# START OF INPUT MATERIAL

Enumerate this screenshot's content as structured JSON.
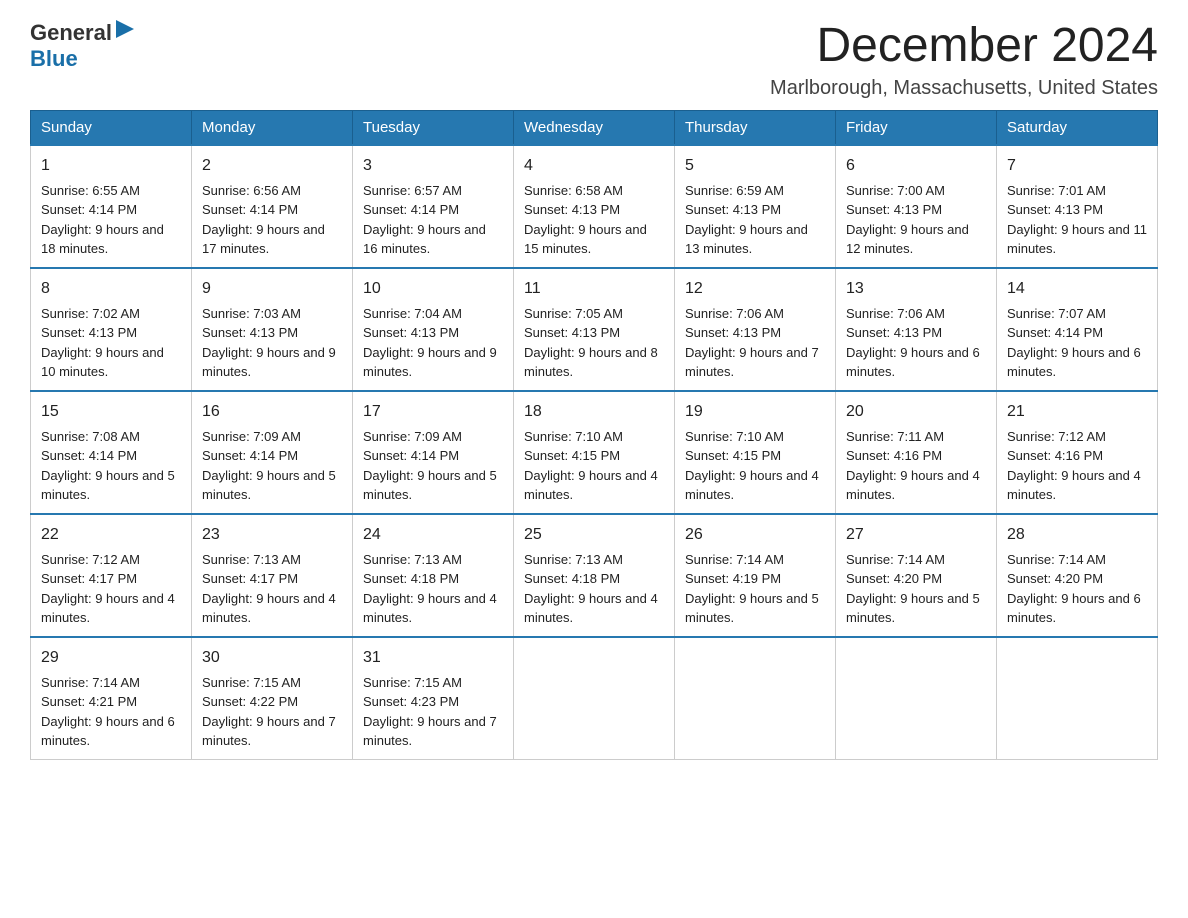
{
  "logo": {
    "general": "General",
    "blue": "Blue"
  },
  "title": "December 2024",
  "location": "Marlborough, Massachusetts, United States",
  "weekdays": [
    "Sunday",
    "Monday",
    "Tuesday",
    "Wednesday",
    "Thursday",
    "Friday",
    "Saturday"
  ],
  "weeks": [
    [
      {
        "day": "1",
        "sunrise": "6:55 AM",
        "sunset": "4:14 PM",
        "daylight": "9 hours and 18 minutes."
      },
      {
        "day": "2",
        "sunrise": "6:56 AM",
        "sunset": "4:14 PM",
        "daylight": "9 hours and 17 minutes."
      },
      {
        "day": "3",
        "sunrise": "6:57 AM",
        "sunset": "4:14 PM",
        "daylight": "9 hours and 16 minutes."
      },
      {
        "day": "4",
        "sunrise": "6:58 AM",
        "sunset": "4:13 PM",
        "daylight": "9 hours and 15 minutes."
      },
      {
        "day": "5",
        "sunrise": "6:59 AM",
        "sunset": "4:13 PM",
        "daylight": "9 hours and 13 minutes."
      },
      {
        "day": "6",
        "sunrise": "7:00 AM",
        "sunset": "4:13 PM",
        "daylight": "9 hours and 12 minutes."
      },
      {
        "day": "7",
        "sunrise": "7:01 AM",
        "sunset": "4:13 PM",
        "daylight": "9 hours and 11 minutes."
      }
    ],
    [
      {
        "day": "8",
        "sunrise": "7:02 AM",
        "sunset": "4:13 PM",
        "daylight": "9 hours and 10 minutes."
      },
      {
        "day": "9",
        "sunrise": "7:03 AM",
        "sunset": "4:13 PM",
        "daylight": "9 hours and 9 minutes."
      },
      {
        "day": "10",
        "sunrise": "7:04 AM",
        "sunset": "4:13 PM",
        "daylight": "9 hours and 9 minutes."
      },
      {
        "day": "11",
        "sunrise": "7:05 AM",
        "sunset": "4:13 PM",
        "daylight": "9 hours and 8 minutes."
      },
      {
        "day": "12",
        "sunrise": "7:06 AM",
        "sunset": "4:13 PM",
        "daylight": "9 hours and 7 minutes."
      },
      {
        "day": "13",
        "sunrise": "7:06 AM",
        "sunset": "4:13 PM",
        "daylight": "9 hours and 6 minutes."
      },
      {
        "day": "14",
        "sunrise": "7:07 AM",
        "sunset": "4:14 PM",
        "daylight": "9 hours and 6 minutes."
      }
    ],
    [
      {
        "day": "15",
        "sunrise": "7:08 AM",
        "sunset": "4:14 PM",
        "daylight": "9 hours and 5 minutes."
      },
      {
        "day": "16",
        "sunrise": "7:09 AM",
        "sunset": "4:14 PM",
        "daylight": "9 hours and 5 minutes."
      },
      {
        "day": "17",
        "sunrise": "7:09 AM",
        "sunset": "4:14 PM",
        "daylight": "9 hours and 5 minutes."
      },
      {
        "day": "18",
        "sunrise": "7:10 AM",
        "sunset": "4:15 PM",
        "daylight": "9 hours and 4 minutes."
      },
      {
        "day": "19",
        "sunrise": "7:10 AM",
        "sunset": "4:15 PM",
        "daylight": "9 hours and 4 minutes."
      },
      {
        "day": "20",
        "sunrise": "7:11 AM",
        "sunset": "4:16 PM",
        "daylight": "9 hours and 4 minutes."
      },
      {
        "day": "21",
        "sunrise": "7:12 AM",
        "sunset": "4:16 PM",
        "daylight": "9 hours and 4 minutes."
      }
    ],
    [
      {
        "day": "22",
        "sunrise": "7:12 AM",
        "sunset": "4:17 PM",
        "daylight": "9 hours and 4 minutes."
      },
      {
        "day": "23",
        "sunrise": "7:13 AM",
        "sunset": "4:17 PM",
        "daylight": "9 hours and 4 minutes."
      },
      {
        "day": "24",
        "sunrise": "7:13 AM",
        "sunset": "4:18 PM",
        "daylight": "9 hours and 4 minutes."
      },
      {
        "day": "25",
        "sunrise": "7:13 AM",
        "sunset": "4:18 PM",
        "daylight": "9 hours and 4 minutes."
      },
      {
        "day": "26",
        "sunrise": "7:14 AM",
        "sunset": "4:19 PM",
        "daylight": "9 hours and 5 minutes."
      },
      {
        "day": "27",
        "sunrise": "7:14 AM",
        "sunset": "4:20 PM",
        "daylight": "9 hours and 5 minutes."
      },
      {
        "day": "28",
        "sunrise": "7:14 AM",
        "sunset": "4:20 PM",
        "daylight": "9 hours and 6 minutes."
      }
    ],
    [
      {
        "day": "29",
        "sunrise": "7:14 AM",
        "sunset": "4:21 PM",
        "daylight": "9 hours and 6 minutes."
      },
      {
        "day": "30",
        "sunrise": "7:15 AM",
        "sunset": "4:22 PM",
        "daylight": "9 hours and 7 minutes."
      },
      {
        "day": "31",
        "sunrise": "7:15 AM",
        "sunset": "4:23 PM",
        "daylight": "9 hours and 7 minutes."
      },
      null,
      null,
      null,
      null
    ]
  ]
}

# END OF INPUT MATERIAL

(PROBLEM DETAILS): Each entry above should be reproduced exactly, with the pictures removed.

(CORRECT RESPONSE):
Enumerate this screenshot's content as structured JSON.
{
  "logo": {
    "general": "General",
    "blue": "Blue"
  },
  "title": "December 2024",
  "location": "Marlborough, Massachusetts, United States",
  "weekdays": [
    "Sunday",
    "Monday",
    "Tuesday",
    "Wednesday",
    "Thursday",
    "Friday",
    "Saturday"
  ],
  "weeks": [
    [
      {
        "day": "1",
        "sunrise": "6:55 AM",
        "sunset": "4:14 PM",
        "daylight": "9 hours and 18 minutes."
      },
      {
        "day": "2",
        "sunrise": "6:56 AM",
        "sunset": "4:14 PM",
        "daylight": "9 hours and 17 minutes."
      },
      {
        "day": "3",
        "sunrise": "6:57 AM",
        "sunset": "4:14 PM",
        "daylight": "9 hours and 16 minutes."
      },
      {
        "day": "4",
        "sunrise": "6:58 AM",
        "sunset": "4:13 PM",
        "daylight": "9 hours and 15 minutes."
      },
      {
        "day": "5",
        "sunrise": "6:59 AM",
        "sunset": "4:13 PM",
        "daylight": "9 hours and 13 minutes."
      },
      {
        "day": "6",
        "sunrise": "7:00 AM",
        "sunset": "4:13 PM",
        "daylight": "9 hours and 12 minutes."
      },
      {
        "day": "7",
        "sunrise": "7:01 AM",
        "sunset": "4:13 PM",
        "daylight": "9 hours and 11 minutes."
      }
    ],
    [
      {
        "day": "8",
        "sunrise": "7:02 AM",
        "sunset": "4:13 PM",
        "daylight": "9 hours and 10 minutes."
      },
      {
        "day": "9",
        "sunrise": "7:03 AM",
        "sunset": "4:13 PM",
        "daylight": "9 hours and 9 minutes."
      },
      {
        "day": "10",
        "sunrise": "7:04 AM",
        "sunset": "4:13 PM",
        "daylight": "9 hours and 9 minutes."
      },
      {
        "day": "11",
        "sunrise": "7:05 AM",
        "sunset": "4:13 PM",
        "daylight": "9 hours and 8 minutes."
      },
      {
        "day": "12",
        "sunrise": "7:06 AM",
        "sunset": "4:13 PM",
        "daylight": "9 hours and 7 minutes."
      },
      {
        "day": "13",
        "sunrise": "7:06 AM",
        "sunset": "4:13 PM",
        "daylight": "9 hours and 6 minutes."
      },
      {
        "day": "14",
        "sunrise": "7:07 AM",
        "sunset": "4:14 PM",
        "daylight": "9 hours and 6 minutes."
      }
    ],
    [
      {
        "day": "15",
        "sunrise": "7:08 AM",
        "sunset": "4:14 PM",
        "daylight": "9 hours and 5 minutes."
      },
      {
        "day": "16",
        "sunrise": "7:09 AM",
        "sunset": "4:14 PM",
        "daylight": "9 hours and 5 minutes."
      },
      {
        "day": "17",
        "sunrise": "7:09 AM",
        "sunset": "4:14 PM",
        "daylight": "9 hours and 5 minutes."
      },
      {
        "day": "18",
        "sunrise": "7:10 AM",
        "sunset": "4:15 PM",
        "daylight": "9 hours and 4 minutes."
      },
      {
        "day": "19",
        "sunrise": "7:10 AM",
        "sunset": "4:15 PM",
        "daylight": "9 hours and 4 minutes."
      },
      {
        "day": "20",
        "sunrise": "7:11 AM",
        "sunset": "4:16 PM",
        "daylight": "9 hours and 4 minutes."
      },
      {
        "day": "21",
        "sunrise": "7:12 AM",
        "sunset": "4:16 PM",
        "daylight": "9 hours and 4 minutes."
      }
    ],
    [
      {
        "day": "22",
        "sunrise": "7:12 AM",
        "sunset": "4:17 PM",
        "daylight": "9 hours and 4 minutes."
      },
      {
        "day": "23",
        "sunrise": "7:13 AM",
        "sunset": "4:17 PM",
        "daylight": "9 hours and 4 minutes."
      },
      {
        "day": "24",
        "sunrise": "7:13 AM",
        "sunset": "4:18 PM",
        "daylight": "9 hours and 4 minutes."
      },
      {
        "day": "25",
        "sunrise": "7:13 AM",
        "sunset": "4:18 PM",
        "daylight": "9 hours and 4 minutes."
      },
      {
        "day": "26",
        "sunrise": "7:14 AM",
        "sunset": "4:19 PM",
        "daylight": "9 hours and 5 minutes."
      },
      {
        "day": "27",
        "sunrise": "7:14 AM",
        "sunset": "4:20 PM",
        "daylight": "9 hours and 5 minutes."
      },
      {
        "day": "28",
        "sunrise": "7:14 AM",
        "sunset": "4:20 PM",
        "daylight": "9 hours and 6 minutes."
      }
    ],
    [
      {
        "day": "29",
        "sunrise": "7:14 AM",
        "sunset": "4:21 PM",
        "daylight": "9 hours and 6 minutes."
      },
      {
        "day": "30",
        "sunrise": "7:15 AM",
        "sunset": "4:22 PM",
        "daylight": "9 hours and 7 minutes."
      },
      {
        "day": "31",
        "sunrise": "7:15 AM",
        "sunset": "4:23 PM",
        "daylight": "9 hours and 7 minutes."
      },
      null,
      null,
      null,
      null
    ]
  ]
}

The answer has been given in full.